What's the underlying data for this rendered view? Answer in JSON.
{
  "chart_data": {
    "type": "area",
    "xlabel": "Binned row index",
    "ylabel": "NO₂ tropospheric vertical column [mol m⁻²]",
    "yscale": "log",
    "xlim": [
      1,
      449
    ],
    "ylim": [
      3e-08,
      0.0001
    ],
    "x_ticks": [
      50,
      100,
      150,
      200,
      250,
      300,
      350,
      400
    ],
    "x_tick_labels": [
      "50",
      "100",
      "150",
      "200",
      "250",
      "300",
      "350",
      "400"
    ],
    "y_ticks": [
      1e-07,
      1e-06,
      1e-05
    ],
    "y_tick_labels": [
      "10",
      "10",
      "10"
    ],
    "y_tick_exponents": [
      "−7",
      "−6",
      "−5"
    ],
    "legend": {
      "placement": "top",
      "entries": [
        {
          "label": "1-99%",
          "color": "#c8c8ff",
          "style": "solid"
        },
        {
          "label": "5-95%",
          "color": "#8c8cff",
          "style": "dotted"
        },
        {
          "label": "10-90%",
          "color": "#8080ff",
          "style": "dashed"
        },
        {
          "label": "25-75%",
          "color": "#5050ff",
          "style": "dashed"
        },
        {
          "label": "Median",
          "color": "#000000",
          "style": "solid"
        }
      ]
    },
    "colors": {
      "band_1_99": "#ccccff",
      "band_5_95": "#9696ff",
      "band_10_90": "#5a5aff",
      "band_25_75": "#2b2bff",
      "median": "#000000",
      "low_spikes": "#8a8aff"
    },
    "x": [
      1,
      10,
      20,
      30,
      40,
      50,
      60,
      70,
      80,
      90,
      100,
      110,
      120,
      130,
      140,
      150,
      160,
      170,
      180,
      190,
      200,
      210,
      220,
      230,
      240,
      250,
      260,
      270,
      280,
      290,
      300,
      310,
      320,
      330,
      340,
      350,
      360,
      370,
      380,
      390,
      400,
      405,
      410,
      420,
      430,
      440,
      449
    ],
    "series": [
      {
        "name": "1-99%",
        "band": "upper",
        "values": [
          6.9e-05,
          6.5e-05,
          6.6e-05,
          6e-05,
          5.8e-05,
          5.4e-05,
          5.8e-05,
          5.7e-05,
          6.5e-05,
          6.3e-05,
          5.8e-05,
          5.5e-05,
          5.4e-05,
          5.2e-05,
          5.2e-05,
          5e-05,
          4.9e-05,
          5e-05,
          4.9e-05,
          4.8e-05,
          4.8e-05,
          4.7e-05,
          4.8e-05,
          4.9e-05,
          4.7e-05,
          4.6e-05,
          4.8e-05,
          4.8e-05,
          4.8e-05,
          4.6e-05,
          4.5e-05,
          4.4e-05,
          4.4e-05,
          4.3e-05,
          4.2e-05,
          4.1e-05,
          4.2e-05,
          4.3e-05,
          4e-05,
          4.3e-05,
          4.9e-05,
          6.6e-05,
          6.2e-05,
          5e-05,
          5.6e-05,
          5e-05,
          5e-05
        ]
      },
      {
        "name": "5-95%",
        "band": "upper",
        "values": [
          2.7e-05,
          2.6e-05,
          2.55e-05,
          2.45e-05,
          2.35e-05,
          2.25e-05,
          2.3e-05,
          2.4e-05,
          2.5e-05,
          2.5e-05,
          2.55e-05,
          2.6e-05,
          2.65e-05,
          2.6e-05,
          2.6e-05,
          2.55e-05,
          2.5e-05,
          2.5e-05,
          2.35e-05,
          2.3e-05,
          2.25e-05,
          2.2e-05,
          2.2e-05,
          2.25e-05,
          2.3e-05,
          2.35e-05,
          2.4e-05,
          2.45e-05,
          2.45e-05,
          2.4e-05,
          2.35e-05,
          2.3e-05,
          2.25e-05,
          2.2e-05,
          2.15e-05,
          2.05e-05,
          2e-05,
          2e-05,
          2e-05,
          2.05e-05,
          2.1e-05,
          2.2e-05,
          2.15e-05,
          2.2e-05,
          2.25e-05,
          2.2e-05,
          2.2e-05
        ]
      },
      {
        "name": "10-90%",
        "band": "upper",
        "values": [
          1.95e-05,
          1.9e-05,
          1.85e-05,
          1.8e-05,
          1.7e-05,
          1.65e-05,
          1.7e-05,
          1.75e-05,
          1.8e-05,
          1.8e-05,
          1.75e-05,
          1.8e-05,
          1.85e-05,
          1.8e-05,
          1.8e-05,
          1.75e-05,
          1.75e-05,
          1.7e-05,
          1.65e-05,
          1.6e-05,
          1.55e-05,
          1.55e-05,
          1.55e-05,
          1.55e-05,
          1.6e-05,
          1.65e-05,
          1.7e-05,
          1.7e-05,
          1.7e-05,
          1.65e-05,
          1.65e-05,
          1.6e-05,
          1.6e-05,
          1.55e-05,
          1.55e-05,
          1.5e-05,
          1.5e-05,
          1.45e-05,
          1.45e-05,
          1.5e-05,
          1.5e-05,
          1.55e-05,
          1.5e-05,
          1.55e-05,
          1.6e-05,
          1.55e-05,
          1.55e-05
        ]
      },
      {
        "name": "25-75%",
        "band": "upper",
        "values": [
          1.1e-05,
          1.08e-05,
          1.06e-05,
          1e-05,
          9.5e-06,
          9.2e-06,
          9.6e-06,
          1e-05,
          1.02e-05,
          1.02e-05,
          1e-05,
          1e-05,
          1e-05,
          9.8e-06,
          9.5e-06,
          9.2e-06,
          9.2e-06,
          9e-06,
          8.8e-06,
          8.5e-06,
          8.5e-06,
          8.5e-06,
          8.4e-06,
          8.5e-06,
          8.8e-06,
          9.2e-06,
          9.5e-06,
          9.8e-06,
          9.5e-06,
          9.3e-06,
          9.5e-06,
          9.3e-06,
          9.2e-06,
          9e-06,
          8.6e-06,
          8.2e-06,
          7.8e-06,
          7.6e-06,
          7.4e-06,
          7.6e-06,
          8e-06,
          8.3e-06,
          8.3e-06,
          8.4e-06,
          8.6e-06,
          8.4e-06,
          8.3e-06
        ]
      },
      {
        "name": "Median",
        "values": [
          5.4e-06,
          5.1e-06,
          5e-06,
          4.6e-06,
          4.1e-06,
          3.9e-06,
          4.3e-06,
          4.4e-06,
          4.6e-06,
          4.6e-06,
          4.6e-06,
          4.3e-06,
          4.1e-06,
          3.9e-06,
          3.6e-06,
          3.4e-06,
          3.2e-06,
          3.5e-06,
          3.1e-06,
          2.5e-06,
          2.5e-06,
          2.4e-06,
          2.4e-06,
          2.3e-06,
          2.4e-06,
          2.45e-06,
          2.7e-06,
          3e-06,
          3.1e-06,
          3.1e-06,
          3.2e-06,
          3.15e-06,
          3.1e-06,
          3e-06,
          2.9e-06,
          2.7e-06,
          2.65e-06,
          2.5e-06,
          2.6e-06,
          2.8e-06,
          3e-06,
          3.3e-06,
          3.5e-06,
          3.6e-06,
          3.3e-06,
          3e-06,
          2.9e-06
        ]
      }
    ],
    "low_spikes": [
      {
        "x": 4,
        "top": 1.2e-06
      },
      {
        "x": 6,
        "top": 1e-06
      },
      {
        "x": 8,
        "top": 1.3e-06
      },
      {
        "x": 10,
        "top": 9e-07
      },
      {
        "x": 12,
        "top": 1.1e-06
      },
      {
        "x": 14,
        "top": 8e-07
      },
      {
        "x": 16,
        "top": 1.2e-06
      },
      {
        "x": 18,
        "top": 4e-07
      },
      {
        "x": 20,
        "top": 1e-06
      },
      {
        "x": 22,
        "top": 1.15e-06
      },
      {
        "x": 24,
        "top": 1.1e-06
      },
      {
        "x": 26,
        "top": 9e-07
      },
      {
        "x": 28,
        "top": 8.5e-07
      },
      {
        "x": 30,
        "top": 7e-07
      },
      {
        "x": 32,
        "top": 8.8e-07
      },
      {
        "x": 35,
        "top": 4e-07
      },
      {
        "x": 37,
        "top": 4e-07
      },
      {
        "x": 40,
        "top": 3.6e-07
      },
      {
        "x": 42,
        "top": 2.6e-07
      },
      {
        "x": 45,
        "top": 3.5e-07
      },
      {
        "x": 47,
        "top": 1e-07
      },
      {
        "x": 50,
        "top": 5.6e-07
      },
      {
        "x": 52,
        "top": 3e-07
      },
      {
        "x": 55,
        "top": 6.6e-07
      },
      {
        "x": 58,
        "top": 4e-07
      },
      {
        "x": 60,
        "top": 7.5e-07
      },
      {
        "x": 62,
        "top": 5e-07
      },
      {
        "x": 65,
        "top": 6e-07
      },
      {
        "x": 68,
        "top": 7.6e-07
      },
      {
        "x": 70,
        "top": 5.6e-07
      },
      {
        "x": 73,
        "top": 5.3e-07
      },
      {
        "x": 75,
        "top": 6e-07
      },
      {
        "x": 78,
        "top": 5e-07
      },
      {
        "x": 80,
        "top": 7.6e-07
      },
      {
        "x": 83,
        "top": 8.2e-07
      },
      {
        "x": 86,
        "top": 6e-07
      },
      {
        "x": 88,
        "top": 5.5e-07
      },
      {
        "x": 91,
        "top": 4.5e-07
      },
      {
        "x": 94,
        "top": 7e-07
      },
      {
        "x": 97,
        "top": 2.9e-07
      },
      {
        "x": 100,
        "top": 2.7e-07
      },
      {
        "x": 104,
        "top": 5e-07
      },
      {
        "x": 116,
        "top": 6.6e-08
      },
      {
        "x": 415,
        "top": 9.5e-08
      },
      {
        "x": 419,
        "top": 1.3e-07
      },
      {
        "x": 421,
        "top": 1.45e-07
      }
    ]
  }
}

......

■ Exercise brief ■
Look for the word "name" and return every line where it occurs.

■ Final result ■
        "name": "1-99%",
        "name": "5-95%",
        "name": "10-90%",
        "name": "25-75%",
        "name": "Median",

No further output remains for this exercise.